(Source data)
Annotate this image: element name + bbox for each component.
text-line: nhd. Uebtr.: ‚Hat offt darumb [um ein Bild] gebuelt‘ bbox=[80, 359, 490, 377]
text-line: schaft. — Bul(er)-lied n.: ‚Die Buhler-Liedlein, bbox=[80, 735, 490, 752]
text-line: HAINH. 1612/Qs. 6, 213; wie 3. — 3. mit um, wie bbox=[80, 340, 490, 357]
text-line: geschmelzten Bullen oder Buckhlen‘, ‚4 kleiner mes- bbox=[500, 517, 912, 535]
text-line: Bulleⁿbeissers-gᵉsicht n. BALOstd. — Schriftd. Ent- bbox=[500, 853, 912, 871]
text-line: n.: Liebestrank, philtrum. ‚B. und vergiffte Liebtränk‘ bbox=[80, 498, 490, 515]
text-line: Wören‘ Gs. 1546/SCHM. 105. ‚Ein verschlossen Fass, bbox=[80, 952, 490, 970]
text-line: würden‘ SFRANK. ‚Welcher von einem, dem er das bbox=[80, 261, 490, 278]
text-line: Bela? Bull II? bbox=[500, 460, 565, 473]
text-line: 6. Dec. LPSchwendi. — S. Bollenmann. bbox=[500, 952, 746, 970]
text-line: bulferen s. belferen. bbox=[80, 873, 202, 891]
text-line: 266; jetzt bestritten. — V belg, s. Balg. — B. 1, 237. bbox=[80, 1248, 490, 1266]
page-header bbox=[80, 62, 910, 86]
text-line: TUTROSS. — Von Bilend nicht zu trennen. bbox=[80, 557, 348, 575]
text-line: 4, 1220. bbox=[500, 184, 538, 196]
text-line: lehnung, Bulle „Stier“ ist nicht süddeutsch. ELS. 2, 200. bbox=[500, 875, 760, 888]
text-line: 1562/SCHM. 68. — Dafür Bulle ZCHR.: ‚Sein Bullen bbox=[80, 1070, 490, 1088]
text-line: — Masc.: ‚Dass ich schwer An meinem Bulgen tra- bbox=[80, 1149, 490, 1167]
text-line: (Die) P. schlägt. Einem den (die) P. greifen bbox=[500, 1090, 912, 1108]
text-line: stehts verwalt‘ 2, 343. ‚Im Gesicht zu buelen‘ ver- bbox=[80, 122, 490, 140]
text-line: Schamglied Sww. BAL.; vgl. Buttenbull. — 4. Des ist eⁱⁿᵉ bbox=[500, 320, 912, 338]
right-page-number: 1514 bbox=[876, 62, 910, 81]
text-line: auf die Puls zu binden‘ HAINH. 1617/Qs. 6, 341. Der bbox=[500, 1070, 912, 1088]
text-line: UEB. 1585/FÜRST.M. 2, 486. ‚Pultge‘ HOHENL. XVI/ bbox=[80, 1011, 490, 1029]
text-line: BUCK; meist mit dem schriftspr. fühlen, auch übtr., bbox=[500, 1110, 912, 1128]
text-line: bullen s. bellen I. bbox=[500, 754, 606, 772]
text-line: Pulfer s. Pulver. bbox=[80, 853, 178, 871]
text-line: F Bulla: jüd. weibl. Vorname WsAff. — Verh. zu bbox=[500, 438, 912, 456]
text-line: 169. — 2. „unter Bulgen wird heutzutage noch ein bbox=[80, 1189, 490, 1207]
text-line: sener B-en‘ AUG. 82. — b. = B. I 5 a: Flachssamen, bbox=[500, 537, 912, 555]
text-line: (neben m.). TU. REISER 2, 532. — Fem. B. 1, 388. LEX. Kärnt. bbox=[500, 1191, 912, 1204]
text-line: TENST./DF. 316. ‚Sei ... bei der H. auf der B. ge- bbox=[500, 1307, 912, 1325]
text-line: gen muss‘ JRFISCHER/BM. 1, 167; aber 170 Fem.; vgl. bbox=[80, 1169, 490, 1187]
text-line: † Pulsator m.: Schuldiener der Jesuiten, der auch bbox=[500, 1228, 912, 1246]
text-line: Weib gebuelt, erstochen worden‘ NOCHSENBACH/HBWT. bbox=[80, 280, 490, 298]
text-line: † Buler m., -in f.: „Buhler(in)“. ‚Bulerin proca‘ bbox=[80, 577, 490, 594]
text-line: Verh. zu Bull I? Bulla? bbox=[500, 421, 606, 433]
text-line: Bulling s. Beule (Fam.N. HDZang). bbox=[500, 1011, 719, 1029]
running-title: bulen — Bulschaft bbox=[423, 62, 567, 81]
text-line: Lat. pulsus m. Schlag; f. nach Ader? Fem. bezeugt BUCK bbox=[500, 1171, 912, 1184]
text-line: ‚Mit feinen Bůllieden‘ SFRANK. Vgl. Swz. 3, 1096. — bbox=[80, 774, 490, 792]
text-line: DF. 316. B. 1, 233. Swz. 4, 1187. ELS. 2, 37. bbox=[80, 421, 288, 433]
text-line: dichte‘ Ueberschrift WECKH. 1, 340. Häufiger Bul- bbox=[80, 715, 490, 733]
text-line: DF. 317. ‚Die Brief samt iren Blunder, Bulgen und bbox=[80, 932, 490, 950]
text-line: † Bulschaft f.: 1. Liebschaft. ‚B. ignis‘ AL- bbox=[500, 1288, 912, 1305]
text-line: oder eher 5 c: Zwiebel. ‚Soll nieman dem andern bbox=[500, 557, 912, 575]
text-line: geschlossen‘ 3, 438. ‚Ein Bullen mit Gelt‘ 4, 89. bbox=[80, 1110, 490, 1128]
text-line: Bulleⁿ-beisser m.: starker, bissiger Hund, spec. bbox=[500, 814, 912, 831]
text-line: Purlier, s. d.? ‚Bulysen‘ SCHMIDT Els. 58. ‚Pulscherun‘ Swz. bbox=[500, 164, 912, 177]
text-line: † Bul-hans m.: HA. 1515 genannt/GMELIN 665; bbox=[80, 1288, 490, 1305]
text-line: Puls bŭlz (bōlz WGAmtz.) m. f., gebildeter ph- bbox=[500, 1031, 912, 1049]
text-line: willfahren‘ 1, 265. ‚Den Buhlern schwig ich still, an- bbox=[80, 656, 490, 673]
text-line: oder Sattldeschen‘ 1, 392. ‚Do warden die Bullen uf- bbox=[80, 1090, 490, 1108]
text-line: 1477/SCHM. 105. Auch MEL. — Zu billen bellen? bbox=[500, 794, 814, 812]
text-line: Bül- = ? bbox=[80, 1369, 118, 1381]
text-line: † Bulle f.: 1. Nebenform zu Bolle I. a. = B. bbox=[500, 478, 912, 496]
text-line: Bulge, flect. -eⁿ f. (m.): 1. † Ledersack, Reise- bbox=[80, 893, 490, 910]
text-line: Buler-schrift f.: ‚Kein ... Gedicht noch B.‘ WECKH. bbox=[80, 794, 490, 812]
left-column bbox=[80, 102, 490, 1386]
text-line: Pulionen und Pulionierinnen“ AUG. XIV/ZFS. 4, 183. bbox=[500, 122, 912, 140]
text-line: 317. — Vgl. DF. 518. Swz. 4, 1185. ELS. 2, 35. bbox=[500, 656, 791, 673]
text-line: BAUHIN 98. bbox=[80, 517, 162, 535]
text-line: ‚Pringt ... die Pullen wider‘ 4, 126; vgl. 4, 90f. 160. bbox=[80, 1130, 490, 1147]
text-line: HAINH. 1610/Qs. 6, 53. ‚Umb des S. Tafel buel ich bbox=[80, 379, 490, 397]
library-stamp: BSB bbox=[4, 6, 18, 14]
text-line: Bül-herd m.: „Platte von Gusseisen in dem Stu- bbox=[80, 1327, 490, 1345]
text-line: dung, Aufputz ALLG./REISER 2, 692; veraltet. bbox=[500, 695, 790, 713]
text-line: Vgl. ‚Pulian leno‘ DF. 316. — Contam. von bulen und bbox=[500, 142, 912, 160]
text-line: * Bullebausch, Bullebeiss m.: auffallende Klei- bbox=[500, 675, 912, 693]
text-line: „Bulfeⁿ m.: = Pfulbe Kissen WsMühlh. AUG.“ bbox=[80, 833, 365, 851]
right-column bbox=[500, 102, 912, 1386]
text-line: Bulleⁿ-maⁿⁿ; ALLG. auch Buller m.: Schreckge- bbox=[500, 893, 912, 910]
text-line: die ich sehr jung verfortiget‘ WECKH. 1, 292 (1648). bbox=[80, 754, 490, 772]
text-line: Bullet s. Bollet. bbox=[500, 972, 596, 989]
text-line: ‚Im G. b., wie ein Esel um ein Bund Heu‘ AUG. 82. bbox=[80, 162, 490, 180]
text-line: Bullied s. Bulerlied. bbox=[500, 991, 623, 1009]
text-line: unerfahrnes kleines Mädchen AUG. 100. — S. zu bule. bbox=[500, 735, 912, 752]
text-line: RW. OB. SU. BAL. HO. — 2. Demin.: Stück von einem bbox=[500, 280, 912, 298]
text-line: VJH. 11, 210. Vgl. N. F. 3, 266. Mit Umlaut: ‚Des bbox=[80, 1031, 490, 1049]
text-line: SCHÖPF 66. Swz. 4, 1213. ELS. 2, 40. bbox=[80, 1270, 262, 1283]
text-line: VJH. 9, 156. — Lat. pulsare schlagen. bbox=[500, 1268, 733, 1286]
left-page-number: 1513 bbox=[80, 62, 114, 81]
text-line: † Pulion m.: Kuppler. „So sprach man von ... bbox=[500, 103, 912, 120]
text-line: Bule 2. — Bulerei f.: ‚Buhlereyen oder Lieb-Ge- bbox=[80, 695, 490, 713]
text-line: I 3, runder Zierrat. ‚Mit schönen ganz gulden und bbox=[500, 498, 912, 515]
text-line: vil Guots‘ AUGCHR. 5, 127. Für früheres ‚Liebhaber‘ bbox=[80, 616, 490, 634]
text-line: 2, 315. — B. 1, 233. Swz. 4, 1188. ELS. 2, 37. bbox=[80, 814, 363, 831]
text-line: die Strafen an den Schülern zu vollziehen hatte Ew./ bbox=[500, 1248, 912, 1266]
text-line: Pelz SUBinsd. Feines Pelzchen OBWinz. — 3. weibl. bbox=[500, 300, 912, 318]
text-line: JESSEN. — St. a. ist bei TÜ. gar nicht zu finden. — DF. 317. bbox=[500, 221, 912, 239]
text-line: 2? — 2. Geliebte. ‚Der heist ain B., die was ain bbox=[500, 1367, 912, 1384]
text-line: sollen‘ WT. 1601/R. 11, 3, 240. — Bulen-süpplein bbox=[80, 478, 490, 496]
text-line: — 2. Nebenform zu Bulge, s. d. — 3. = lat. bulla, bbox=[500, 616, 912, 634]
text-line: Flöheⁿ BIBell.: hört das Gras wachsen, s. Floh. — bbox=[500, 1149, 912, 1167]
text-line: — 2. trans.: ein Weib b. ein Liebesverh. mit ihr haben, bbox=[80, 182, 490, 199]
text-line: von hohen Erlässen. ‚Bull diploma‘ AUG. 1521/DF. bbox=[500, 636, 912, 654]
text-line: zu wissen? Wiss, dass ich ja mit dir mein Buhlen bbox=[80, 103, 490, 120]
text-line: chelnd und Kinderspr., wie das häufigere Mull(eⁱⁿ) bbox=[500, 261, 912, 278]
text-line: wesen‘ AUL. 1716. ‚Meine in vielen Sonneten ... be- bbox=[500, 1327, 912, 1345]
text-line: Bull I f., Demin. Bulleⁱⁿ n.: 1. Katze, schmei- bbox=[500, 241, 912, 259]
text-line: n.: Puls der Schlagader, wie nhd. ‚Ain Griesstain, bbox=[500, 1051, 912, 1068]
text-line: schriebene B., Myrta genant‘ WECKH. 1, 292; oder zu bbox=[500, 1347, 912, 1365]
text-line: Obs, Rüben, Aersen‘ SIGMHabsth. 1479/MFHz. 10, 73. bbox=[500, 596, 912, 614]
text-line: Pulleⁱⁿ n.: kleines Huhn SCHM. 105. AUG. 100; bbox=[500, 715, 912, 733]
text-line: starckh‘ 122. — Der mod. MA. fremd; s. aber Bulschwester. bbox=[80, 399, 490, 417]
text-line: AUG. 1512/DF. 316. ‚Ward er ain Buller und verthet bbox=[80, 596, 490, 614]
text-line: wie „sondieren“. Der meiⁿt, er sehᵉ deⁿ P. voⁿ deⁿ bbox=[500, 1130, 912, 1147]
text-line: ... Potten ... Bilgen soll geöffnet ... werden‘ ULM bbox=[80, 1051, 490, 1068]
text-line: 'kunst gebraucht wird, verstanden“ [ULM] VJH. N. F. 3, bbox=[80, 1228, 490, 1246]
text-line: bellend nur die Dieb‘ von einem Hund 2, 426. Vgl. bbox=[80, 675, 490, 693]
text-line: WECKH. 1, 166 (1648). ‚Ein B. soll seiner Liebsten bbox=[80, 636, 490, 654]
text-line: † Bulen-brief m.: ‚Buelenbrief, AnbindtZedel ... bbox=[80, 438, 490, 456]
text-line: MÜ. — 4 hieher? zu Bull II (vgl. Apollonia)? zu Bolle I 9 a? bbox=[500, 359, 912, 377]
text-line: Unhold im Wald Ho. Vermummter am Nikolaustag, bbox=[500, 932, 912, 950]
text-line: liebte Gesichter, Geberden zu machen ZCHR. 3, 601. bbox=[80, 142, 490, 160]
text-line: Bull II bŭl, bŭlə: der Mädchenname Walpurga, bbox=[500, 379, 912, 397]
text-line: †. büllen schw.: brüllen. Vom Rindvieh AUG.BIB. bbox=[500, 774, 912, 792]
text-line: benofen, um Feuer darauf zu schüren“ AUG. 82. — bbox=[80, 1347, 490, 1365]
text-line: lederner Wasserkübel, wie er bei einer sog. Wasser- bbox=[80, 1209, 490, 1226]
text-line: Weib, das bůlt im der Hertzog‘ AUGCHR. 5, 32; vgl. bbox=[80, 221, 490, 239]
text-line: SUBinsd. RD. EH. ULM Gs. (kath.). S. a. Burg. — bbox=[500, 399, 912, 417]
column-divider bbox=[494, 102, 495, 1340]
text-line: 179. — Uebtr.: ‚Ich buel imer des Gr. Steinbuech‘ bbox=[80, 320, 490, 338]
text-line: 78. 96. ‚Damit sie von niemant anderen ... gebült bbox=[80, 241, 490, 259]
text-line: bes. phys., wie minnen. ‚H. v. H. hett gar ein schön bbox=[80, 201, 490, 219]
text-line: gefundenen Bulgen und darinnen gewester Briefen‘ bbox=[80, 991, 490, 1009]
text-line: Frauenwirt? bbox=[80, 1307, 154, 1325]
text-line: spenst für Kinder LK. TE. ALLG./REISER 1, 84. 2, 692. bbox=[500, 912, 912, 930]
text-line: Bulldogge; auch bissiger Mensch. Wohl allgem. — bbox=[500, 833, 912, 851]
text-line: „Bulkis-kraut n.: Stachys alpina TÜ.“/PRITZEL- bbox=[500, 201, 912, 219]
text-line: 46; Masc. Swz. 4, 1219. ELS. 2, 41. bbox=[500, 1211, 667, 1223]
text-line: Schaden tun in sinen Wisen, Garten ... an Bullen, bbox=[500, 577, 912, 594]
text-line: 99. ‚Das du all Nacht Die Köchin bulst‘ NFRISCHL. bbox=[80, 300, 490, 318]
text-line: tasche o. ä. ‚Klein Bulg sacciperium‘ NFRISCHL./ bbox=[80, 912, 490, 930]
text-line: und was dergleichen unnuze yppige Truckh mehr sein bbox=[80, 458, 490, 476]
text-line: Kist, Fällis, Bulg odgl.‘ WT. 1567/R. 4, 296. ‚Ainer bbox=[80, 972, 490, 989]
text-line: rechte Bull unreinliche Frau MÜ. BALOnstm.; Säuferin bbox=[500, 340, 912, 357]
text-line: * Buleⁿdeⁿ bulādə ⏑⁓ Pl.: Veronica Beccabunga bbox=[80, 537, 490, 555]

Objective: Please convert only the material from its first line through the line containing "text-line: Bela? Bull" into a Markdown table, with both of those lines included. Use the columns No. and Line text, and leave out any blank lines.

Written reply:
| No. | Line text |
|---|---|
| 1 | Annotate this image: element name + bbox for each component. |
| 2 | text-line: nhd. Uebtr.: ‚Hat offt darumb [um ein Bild] gebuelt‘ bbox=[80, 359, 490, 377] |
| 3 | text-line: schaft. — Bul(er)-lied n.: ‚Die Buhler-Liedlein, bbox=[80, 735, 490, 752] |
| 4 | text-line: HAINH. 1612/Qs. 6, 213; wie 3. — 3. mit um, wie bbox=[80, 340, 490, 357] |
| 5 | text-line: geschmelzten Bullen oder Buckhlen‘, ‚4 kleiner mes- bbox=[500, 517, 912, 535] |
| 6 | text-line: Bulleⁿbeissers-gᵉsicht n. BALOstd. — Schriftd. Ent- bbox=[500, 853, 912, 871] |
| 7 | text-line: n.: Liebestrank, philtrum. ‚B. und vergiffte Liebtränk‘ bbox=[80, 498, 490, 515] |
| 8 | text-line: Wören‘ Gs. 1546/SCHM. 105. ‚Ein verschlossen Fass, bbox=[80, 952, 490, 970] |
| 9 | text-line: würden‘ SFRANK. ‚Welcher von einem, dem er das bbox=[80, 261, 490, 278] |
| 10 | text-line: Bela? Bull II? bbox=[500, 460, 565, 473] |